[begin Recorded data]

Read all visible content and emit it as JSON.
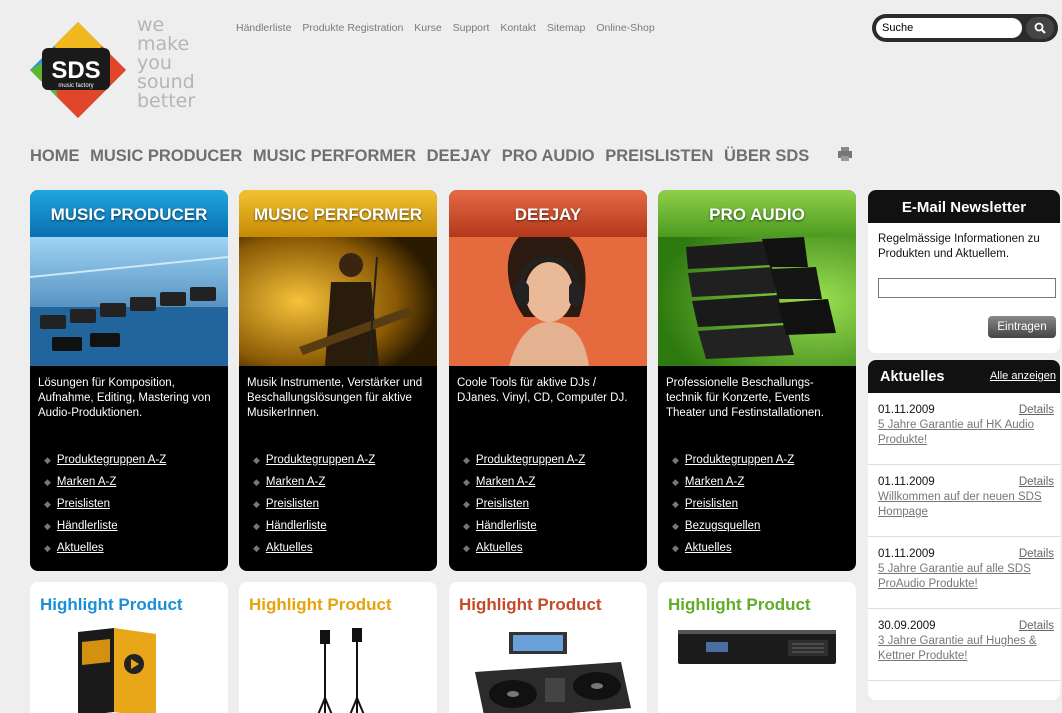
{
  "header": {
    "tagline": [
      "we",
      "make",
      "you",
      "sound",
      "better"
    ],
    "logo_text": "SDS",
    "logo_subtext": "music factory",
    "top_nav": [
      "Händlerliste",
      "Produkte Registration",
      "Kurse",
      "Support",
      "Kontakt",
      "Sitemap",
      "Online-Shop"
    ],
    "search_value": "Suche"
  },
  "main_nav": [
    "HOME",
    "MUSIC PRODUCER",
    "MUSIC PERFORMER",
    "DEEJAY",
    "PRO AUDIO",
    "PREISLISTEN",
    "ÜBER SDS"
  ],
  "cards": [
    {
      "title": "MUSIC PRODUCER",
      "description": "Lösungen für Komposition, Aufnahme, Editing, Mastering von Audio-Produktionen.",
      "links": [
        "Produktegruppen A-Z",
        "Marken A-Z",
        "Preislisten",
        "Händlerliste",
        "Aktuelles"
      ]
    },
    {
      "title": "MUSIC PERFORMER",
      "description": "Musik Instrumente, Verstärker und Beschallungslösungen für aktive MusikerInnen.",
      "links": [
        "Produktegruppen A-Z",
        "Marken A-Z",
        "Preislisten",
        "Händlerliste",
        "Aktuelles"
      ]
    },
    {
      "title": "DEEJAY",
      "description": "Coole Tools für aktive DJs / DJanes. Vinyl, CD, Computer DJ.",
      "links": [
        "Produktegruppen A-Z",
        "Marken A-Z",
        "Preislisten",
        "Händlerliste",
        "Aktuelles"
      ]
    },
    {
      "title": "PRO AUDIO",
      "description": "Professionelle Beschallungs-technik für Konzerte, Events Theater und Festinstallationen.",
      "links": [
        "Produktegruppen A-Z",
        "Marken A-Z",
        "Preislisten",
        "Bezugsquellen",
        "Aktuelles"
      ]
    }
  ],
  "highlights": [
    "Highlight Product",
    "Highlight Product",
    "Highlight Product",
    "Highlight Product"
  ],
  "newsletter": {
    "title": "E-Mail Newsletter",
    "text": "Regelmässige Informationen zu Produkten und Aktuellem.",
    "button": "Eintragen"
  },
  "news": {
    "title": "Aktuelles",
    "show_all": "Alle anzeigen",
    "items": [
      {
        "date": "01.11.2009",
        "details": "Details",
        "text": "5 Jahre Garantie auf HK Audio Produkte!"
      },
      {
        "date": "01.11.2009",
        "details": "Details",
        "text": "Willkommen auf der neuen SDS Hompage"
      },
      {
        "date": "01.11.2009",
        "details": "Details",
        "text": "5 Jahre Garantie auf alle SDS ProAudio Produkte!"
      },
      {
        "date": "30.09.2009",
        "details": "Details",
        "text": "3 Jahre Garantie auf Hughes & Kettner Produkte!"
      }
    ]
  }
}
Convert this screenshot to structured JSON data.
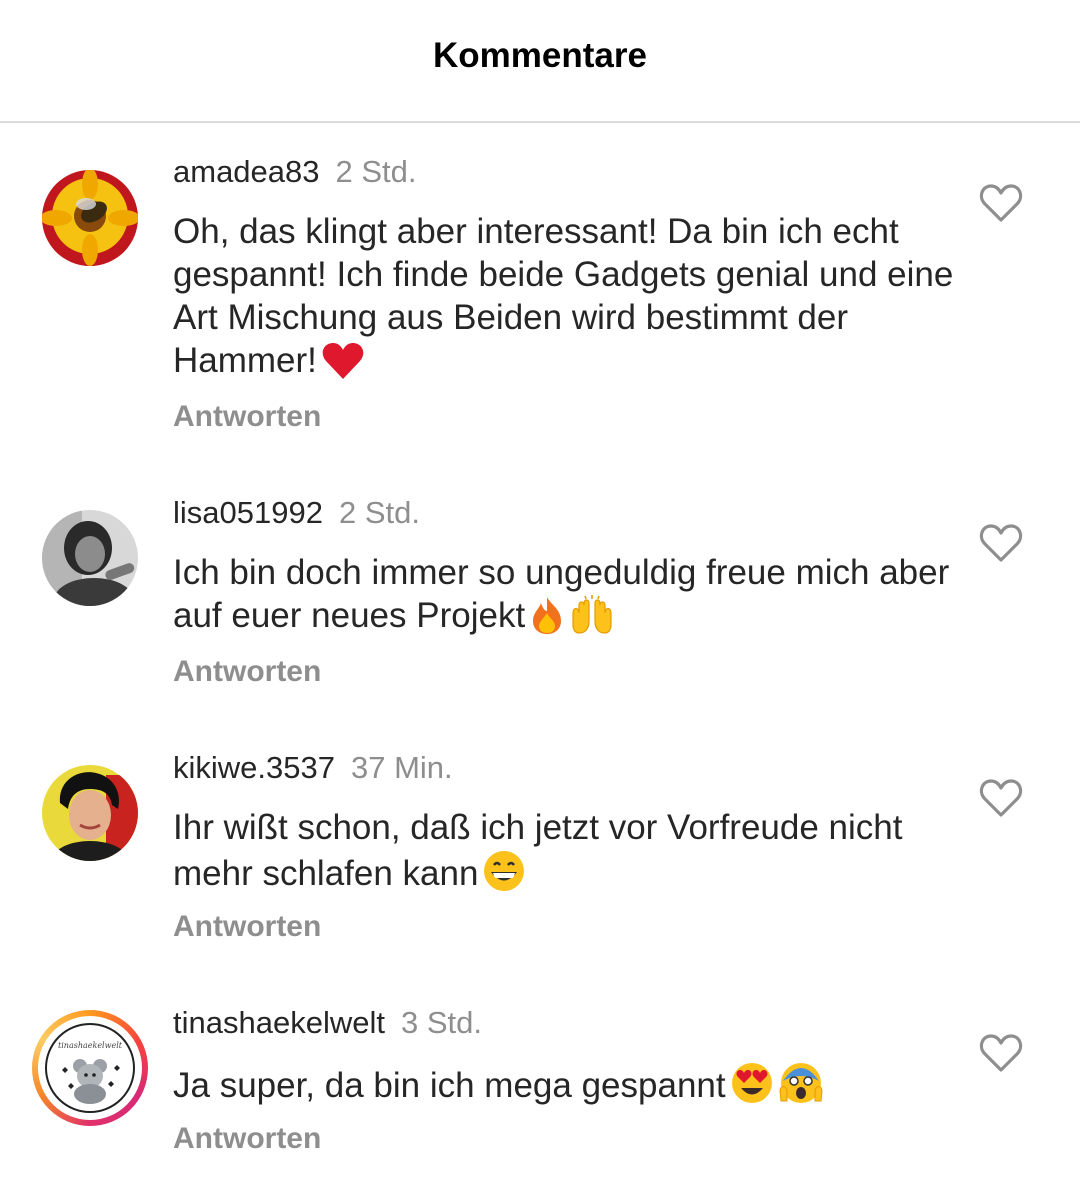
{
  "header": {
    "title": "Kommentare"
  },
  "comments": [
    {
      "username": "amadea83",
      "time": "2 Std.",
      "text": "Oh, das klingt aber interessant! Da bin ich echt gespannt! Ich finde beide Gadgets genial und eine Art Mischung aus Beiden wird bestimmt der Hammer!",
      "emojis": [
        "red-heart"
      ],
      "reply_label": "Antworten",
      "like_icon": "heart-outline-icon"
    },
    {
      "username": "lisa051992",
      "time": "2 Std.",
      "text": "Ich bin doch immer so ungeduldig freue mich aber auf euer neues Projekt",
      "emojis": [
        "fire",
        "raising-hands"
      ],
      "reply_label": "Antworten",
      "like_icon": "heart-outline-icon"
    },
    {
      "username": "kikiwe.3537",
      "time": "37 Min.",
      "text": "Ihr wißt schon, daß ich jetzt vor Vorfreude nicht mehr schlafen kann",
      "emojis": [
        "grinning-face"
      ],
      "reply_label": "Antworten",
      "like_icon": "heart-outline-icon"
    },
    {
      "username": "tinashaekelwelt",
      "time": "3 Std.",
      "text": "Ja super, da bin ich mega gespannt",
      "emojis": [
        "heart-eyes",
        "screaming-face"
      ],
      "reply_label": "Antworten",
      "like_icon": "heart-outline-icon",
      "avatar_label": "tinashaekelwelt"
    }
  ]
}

[end Recorded data]

Reproduce the full material exactly, excluding the pictures.

→ **Solution to this exercise**
Read all visible content and emit it as JSON.
{
  "header": {
    "tagline": [
      "we",
      "make",
      "you",
      "sound",
      "better"
    ],
    "logo_text": "SDS",
    "logo_subtext": "music factory",
    "top_nav": [
      "Händlerliste",
      "Produkte Registration",
      "Kurse",
      "Support",
      "Kontakt",
      "Sitemap",
      "Online-Shop"
    ],
    "search_value": "Suche"
  },
  "main_nav": [
    "HOME",
    "MUSIC PRODUCER",
    "MUSIC PERFORMER",
    "DEEJAY",
    "PRO AUDIO",
    "PREISLISTEN",
    "ÜBER SDS"
  ],
  "cards": [
    {
      "title": "MUSIC PRODUCER",
      "description": "Lösungen für Komposition, Aufnahme, Editing, Mastering von Audio-Produktionen.",
      "links": [
        "Produktegruppen A-Z",
        "Marken A-Z",
        "Preislisten",
        "Händlerliste",
        "Aktuelles"
      ]
    },
    {
      "title": "MUSIC PERFORMER",
      "description": "Musik Instrumente, Verstärker und Beschallungslösungen für aktive MusikerInnen.",
      "links": [
        "Produktegruppen A-Z",
        "Marken A-Z",
        "Preislisten",
        "Händlerliste",
        "Aktuelles"
      ]
    },
    {
      "title": "DEEJAY",
      "description": "Coole Tools für aktive DJs / DJanes. Vinyl, CD, Computer DJ.",
      "links": [
        "Produktegruppen A-Z",
        "Marken A-Z",
        "Preislisten",
        "Händlerliste",
        "Aktuelles"
      ]
    },
    {
      "title": "PRO AUDIO",
      "description": "Professionelle Beschallungs-technik für Konzerte, Events Theater und Festinstallationen.",
      "links": [
        "Produktegruppen A-Z",
        "Marken A-Z",
        "Preislisten",
        "Bezugsquellen",
        "Aktuelles"
      ]
    }
  ],
  "highlights": [
    "Highlight Product",
    "Highlight Product",
    "Highlight Product",
    "Highlight Product"
  ],
  "newsletter": {
    "title": "E-Mail Newsletter",
    "text": "Regelmässige Informationen zu Produkten und Aktuellem.",
    "button": "Eintragen"
  },
  "news": {
    "title": "Aktuelles",
    "show_all": "Alle anzeigen",
    "items": [
      {
        "date": "01.11.2009",
        "details": "Details",
        "text": "5 Jahre Garantie auf HK Audio Produkte!"
      },
      {
        "date": "01.11.2009",
        "details": "Details",
        "text": "Willkommen auf der neuen SDS Hompage"
      },
      {
        "date": "01.11.2009",
        "details": "Details",
        "text": "5 Jahre Garantie auf alle SDS ProAudio Produkte!"
      },
      {
        "date": "30.09.2009",
        "details": "Details",
        "text": "3 Jahre Garantie auf Hughes & Kettner Produkte!"
      }
    ]
  }
}
Convert this screenshot to structured JSON data.
{
  "header": {
    "title": "Kommentare"
  },
  "comments": [
    {
      "username": "amadea83",
      "time": "2 Std.",
      "text": "Oh, das klingt aber interessant! Da bin ich echt gespannt! Ich finde beide Gadgets genial und eine Art Mischung aus Beiden wird bestimmt der Hammer!",
      "emojis": [
        "red-heart"
      ],
      "reply_label": "Antworten",
      "like_icon": "heart-outline-icon"
    },
    {
      "username": "lisa051992",
      "time": "2 Std.",
      "text": "Ich bin doch immer so ungeduldig freue mich aber auf euer neues Projekt",
      "emojis": [
        "fire",
        "raising-hands"
      ],
      "reply_label": "Antworten",
      "like_icon": "heart-outline-icon"
    },
    {
      "username": "kikiwe.3537",
      "time": "37 Min.",
      "text": "Ihr wißt schon, daß ich jetzt vor Vorfreude nicht mehr schlafen kann",
      "emojis": [
        "grinning-face"
      ],
      "reply_label": "Antworten",
      "like_icon": "heart-outline-icon"
    },
    {
      "username": "tinashaekelwelt",
      "time": "3 Std.",
      "text": "Ja super, da bin ich mega gespannt",
      "emojis": [
        "heart-eyes",
        "screaming-face"
      ],
      "reply_label": "Antworten",
      "like_icon": "heart-outline-icon",
      "avatar_label": "tinashaekelwelt"
    }
  ]
}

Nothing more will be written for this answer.